__Source records__.
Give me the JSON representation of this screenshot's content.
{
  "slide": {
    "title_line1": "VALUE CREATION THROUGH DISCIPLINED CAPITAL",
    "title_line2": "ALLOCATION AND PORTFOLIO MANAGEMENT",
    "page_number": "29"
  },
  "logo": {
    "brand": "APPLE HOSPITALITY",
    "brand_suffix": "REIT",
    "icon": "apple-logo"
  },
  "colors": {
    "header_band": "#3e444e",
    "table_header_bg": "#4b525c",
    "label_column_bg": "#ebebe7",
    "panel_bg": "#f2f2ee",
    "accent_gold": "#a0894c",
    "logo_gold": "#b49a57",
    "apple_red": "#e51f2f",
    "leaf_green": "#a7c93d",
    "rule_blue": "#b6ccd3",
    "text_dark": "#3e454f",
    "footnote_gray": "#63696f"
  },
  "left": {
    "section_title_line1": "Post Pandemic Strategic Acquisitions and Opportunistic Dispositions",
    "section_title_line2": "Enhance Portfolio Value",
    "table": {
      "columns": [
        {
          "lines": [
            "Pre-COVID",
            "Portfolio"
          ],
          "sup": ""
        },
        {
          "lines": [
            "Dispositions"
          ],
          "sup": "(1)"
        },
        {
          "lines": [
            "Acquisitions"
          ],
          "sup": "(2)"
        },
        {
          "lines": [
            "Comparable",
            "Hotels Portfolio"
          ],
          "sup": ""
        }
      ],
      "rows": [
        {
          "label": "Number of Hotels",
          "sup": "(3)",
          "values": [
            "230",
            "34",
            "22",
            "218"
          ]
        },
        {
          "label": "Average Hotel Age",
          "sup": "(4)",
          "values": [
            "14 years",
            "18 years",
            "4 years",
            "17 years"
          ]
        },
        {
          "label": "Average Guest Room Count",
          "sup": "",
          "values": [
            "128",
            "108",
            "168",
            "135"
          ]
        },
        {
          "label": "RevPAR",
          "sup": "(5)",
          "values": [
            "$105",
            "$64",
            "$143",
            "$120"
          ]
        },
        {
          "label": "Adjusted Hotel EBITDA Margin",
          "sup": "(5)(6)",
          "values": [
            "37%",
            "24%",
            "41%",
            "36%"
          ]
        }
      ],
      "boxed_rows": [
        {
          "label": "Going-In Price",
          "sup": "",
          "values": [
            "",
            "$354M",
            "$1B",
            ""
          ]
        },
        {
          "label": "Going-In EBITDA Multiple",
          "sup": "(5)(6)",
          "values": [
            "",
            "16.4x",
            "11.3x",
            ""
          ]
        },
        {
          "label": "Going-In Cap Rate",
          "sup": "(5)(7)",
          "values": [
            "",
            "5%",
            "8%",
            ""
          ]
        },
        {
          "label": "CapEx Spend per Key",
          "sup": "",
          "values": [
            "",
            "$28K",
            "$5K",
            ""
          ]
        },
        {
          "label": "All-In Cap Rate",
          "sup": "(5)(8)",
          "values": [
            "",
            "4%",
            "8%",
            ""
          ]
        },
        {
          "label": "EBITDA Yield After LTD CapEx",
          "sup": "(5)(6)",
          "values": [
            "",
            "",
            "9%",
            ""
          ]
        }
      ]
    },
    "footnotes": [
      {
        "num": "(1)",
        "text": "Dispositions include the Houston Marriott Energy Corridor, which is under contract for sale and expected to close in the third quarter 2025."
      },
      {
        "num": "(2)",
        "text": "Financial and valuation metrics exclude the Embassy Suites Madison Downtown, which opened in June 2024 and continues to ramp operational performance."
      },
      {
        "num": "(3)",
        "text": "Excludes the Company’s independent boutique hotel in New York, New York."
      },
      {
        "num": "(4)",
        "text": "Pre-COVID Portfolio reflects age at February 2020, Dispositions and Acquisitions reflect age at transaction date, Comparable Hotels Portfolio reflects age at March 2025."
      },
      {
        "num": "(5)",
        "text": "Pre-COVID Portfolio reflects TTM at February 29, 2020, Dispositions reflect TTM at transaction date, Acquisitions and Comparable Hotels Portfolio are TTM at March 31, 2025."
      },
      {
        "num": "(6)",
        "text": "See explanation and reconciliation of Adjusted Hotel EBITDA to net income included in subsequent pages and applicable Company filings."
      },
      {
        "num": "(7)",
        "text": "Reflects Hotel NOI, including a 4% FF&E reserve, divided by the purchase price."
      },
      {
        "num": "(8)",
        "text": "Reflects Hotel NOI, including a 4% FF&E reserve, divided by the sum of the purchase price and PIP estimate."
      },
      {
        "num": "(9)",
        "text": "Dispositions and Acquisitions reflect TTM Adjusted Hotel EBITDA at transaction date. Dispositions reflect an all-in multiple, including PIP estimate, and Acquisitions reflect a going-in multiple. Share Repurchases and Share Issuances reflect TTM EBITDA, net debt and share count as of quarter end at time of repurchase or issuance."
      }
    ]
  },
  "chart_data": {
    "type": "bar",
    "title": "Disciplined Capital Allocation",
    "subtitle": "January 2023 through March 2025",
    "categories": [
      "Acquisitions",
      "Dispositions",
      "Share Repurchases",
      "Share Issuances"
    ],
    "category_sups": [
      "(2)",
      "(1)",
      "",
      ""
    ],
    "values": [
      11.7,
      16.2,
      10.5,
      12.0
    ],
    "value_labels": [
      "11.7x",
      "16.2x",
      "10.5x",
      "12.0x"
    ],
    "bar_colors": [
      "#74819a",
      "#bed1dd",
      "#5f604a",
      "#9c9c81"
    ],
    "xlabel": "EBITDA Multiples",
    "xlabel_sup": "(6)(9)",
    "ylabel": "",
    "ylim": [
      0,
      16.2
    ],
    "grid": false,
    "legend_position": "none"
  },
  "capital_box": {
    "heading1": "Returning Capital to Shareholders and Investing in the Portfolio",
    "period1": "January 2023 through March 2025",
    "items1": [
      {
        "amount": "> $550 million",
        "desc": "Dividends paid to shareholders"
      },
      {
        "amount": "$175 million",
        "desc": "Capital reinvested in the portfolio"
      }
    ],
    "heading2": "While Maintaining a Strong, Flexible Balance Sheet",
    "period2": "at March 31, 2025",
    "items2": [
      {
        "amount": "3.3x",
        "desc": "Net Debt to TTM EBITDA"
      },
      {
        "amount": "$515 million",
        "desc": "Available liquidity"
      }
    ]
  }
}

__Problem to solve__.
Gather each line from the listing above that holds "EBITDA".

__Exercise answer__.
          "label": "Adjusted Hotel EBITDA Margin",
          "label": "Going-In EBITDA Multiple",
          "label": "EBITDA Yield After LTD CapEx",
        "text": "See explanation and reconciliation of Adjusted Hotel EBITDA to net income included in subsequent pages and applicable Company filings."
        "text": "Dispositions and Acquisitions reflect TTM Adjusted Hotel EBITDA at transaction date. Dispositions reflect an all-in multiple, including PIP estimate, and Acquisitions reflect a going-in multiple. Share Repurchases and Share Issuances reflect TTM EBITDA, net debt and share count as of quarter end at time of repurchase or issuance."
    "xlabel": "EBITDA Multiples",
        "desc": "Net Debt to TTM EBITDA"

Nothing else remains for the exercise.